▶ _EXERCISE PROMPT_
Write out each line exactly as given. Leave the pictures out of your copy.

____________________

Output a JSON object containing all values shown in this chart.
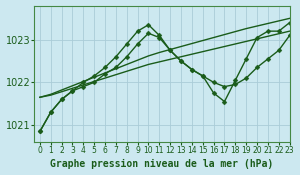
{
  "title": "Graphe pression niveau de la mer (hPa)",
  "background_color": "#cce8f0",
  "grid_color": "#aaccd8",
  "line_color": "#1a5c1a",
  "xlim": [
    -0.5,
    23
  ],
  "ylim": [
    1020.6,
    1023.8
  ],
  "yticks": [
    1021,
    1022,
    1023
  ],
  "xticks": [
    0,
    1,
    2,
    3,
    4,
    5,
    6,
    7,
    8,
    9,
    10,
    11,
    12,
    13,
    14,
    15,
    16,
    17,
    18,
    19,
    20,
    21,
    22,
    23
  ],
  "series": [
    {
      "y": [
        1020.85,
        1021.3,
        1021.6,
        1021.8,
        1021.9,
        1022.0,
        1022.2,
        1022.35,
        1022.6,
        1022.9,
        1023.15,
        1023.05,
        1022.75,
        1022.5,
        1022.3,
        1022.15,
        1022.0,
        1021.9,
        1021.95,
        1022.1,
        1022.35,
        1022.55,
        1022.75,
        1023.1
      ],
      "marker": "D",
      "markersize": 2.5,
      "linewidth": 1.0,
      "has_markers": true
    },
    {
      "y": [
        1021.65,
        1021.7,
        1021.78,
        1021.86,
        1021.94,
        1022.02,
        1022.1,
        1022.18,
        1022.26,
        1022.34,
        1022.42,
        1022.48,
        1022.54,
        1022.6,
        1022.66,
        1022.72,
        1022.78,
        1022.84,
        1022.9,
        1022.96,
        1023.02,
        1023.08,
        1023.14,
        1023.2
      ],
      "marker": null,
      "markersize": 0,
      "linewidth": 1.0,
      "has_markers": false
    },
    {
      "y": [
        1021.65,
        1021.72,
        1021.82,
        1021.92,
        1022.02,
        1022.12,
        1022.22,
        1022.32,
        1022.42,
        1022.52,
        1022.62,
        1022.7,
        1022.77,
        1022.84,
        1022.91,
        1022.98,
        1023.05,
        1023.12,
        1023.19,
        1023.26,
        1023.32,
        1023.38,
        1023.44,
        1023.5
      ],
      "marker": null,
      "markersize": 0,
      "linewidth": 1.0,
      "has_markers": false
    },
    {
      "y": [
        1020.85,
        1021.3,
        1021.6,
        1021.8,
        1022.0,
        1022.15,
        1022.35,
        1022.6,
        1022.9,
        1023.2,
        1023.35,
        1023.1,
        1022.75,
        1022.5,
        1022.3,
        1022.15,
        1021.75,
        1021.55,
        1022.05,
        1022.55,
        1023.05,
        1023.2,
        1023.2,
        1023.4
      ],
      "marker": "D",
      "markersize": 2.5,
      "linewidth": 1.0,
      "has_markers": true
    }
  ],
  "figwidth": 3.0,
  "figheight": 1.75,
  "dpi": 100,
  "xlabel_fontsize": 7.0,
  "ytick_fontsize": 7,
  "xtick_fontsize": 5.5
}
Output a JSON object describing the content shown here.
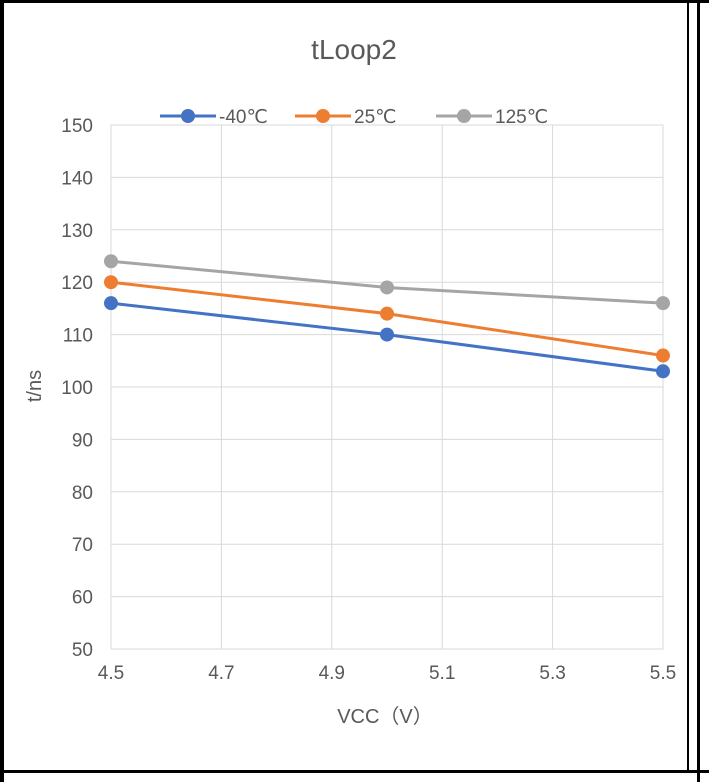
{
  "chart_data": {
    "type": "line",
    "title": "tLoop2",
    "xlabel": "VCC（V）",
    "ylabel": "t/ns",
    "x": [
      4.5,
      5.0,
      5.5
    ],
    "xlim": [
      4.5,
      5.5
    ],
    "xticks": [
      4.5,
      4.7,
      4.9,
      5.1,
      5.3,
      5.5
    ],
    "xtick_labels": [
      "4.5",
      "4.7",
      "4.9",
      "5.1",
      "5.3",
      "5.5"
    ],
    "ylim": [
      50,
      150
    ],
    "yticks": [
      50,
      60,
      70,
      80,
      90,
      100,
      110,
      120,
      130,
      140,
      150
    ],
    "ytick_labels": [
      "50",
      "60",
      "70",
      "80",
      "90",
      "100",
      "110",
      "120",
      "130",
      "140",
      "150"
    ],
    "grid": true,
    "legend_position": "top",
    "series": [
      {
        "name": "-40℃",
        "color": "#4472c4",
        "values": [
          116,
          110,
          103
        ]
      },
      {
        "name": "25℃",
        "color": "#ed7d31",
        "values": [
          120,
          114,
          106
        ]
      },
      {
        "name": "125℃",
        "color": "#a5a5a5",
        "values": [
          124,
          119,
          116
        ]
      }
    ]
  }
}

____________________

▶ _OUTPUT_
Output a JSON object containing all values shown in this chart.
{
  "title": "Graphe pression niveau de la mer (hPa)",
  "background_color": "#cce8f0",
  "grid_color": "#aaccd8",
  "line_color": "#1a5c1a",
  "xlim": [
    -0.5,
    23
  ],
  "ylim": [
    1020.6,
    1023.8
  ],
  "yticks": [
    1021,
    1022,
    1023
  ],
  "xticks": [
    0,
    1,
    2,
    3,
    4,
    5,
    6,
    7,
    8,
    9,
    10,
    11,
    12,
    13,
    14,
    15,
    16,
    17,
    18,
    19,
    20,
    21,
    22,
    23
  ],
  "series": [
    {
      "y": [
        1020.85,
        1021.3,
        1021.6,
        1021.8,
        1021.9,
        1022.0,
        1022.2,
        1022.35,
        1022.6,
        1022.9,
        1023.15,
        1023.05,
        1022.75,
        1022.5,
        1022.3,
        1022.15,
        1022.0,
        1021.9,
        1021.95,
        1022.1,
        1022.35,
        1022.55,
        1022.75,
        1023.1
      ],
      "marker": "D",
      "markersize": 2.5,
      "linewidth": 1.0,
      "has_markers": true
    },
    {
      "y": [
        1021.65,
        1021.7,
        1021.78,
        1021.86,
        1021.94,
        1022.02,
        1022.1,
        1022.18,
        1022.26,
        1022.34,
        1022.42,
        1022.48,
        1022.54,
        1022.6,
        1022.66,
        1022.72,
        1022.78,
        1022.84,
        1022.9,
        1022.96,
        1023.02,
        1023.08,
        1023.14,
        1023.2
      ],
      "marker": null,
      "markersize": 0,
      "linewidth": 1.0,
      "has_markers": false
    },
    {
      "y": [
        1021.65,
        1021.72,
        1021.82,
        1021.92,
        1022.02,
        1022.12,
        1022.22,
        1022.32,
        1022.42,
        1022.52,
        1022.62,
        1022.7,
        1022.77,
        1022.84,
        1022.91,
        1022.98,
        1023.05,
        1023.12,
        1023.19,
        1023.26,
        1023.32,
        1023.38,
        1023.44,
        1023.5
      ],
      "marker": null,
      "markersize": 0,
      "linewidth": 1.0,
      "has_markers": false
    },
    {
      "y": [
        1020.85,
        1021.3,
        1021.6,
        1021.8,
        1022.0,
        1022.15,
        1022.35,
        1022.6,
        1022.9,
        1023.2,
        1023.35,
        1023.1,
        1022.75,
        1022.5,
        1022.3,
        1022.15,
        1021.75,
        1021.55,
        1022.05,
        1022.55,
        1023.05,
        1023.2,
        1023.2,
        1023.4
      ],
      "marker": "D",
      "markersize": 2.5,
      "linewidth": 1.0,
      "has_markers": true
    }
  ],
  "figwidth": 3.0,
  "figheight": 1.75,
  "dpi": 100,
  "xlabel_fontsize": 7.0,
  "ytick_fontsize": 7,
  "xtick_fontsize": 5.5
}
Output a JSON object describing the content shown here.
{
  "chart_data": {
    "type": "line",
    "title": "tLoop2",
    "xlabel": "VCC（V）",
    "ylabel": "t/ns",
    "x": [
      4.5,
      5.0,
      5.5
    ],
    "xlim": [
      4.5,
      5.5
    ],
    "xticks": [
      4.5,
      4.7,
      4.9,
      5.1,
      5.3,
      5.5
    ],
    "xtick_labels": [
      "4.5",
      "4.7",
      "4.9",
      "5.1",
      "5.3",
      "5.5"
    ],
    "ylim": [
      50,
      150
    ],
    "yticks": [
      50,
      60,
      70,
      80,
      90,
      100,
      110,
      120,
      130,
      140,
      150
    ],
    "ytick_labels": [
      "50",
      "60",
      "70",
      "80",
      "90",
      "100",
      "110",
      "120",
      "130",
      "140",
      "150"
    ],
    "grid": true,
    "legend_position": "top",
    "series": [
      {
        "name": "-40℃",
        "color": "#4472c4",
        "values": [
          116,
          110,
          103
        ]
      },
      {
        "name": "25℃",
        "color": "#ed7d31",
        "values": [
          120,
          114,
          106
        ]
      },
      {
        "name": "125℃",
        "color": "#a5a5a5",
        "values": [
          124,
          119,
          116
        ]
      }
    ]
  }
}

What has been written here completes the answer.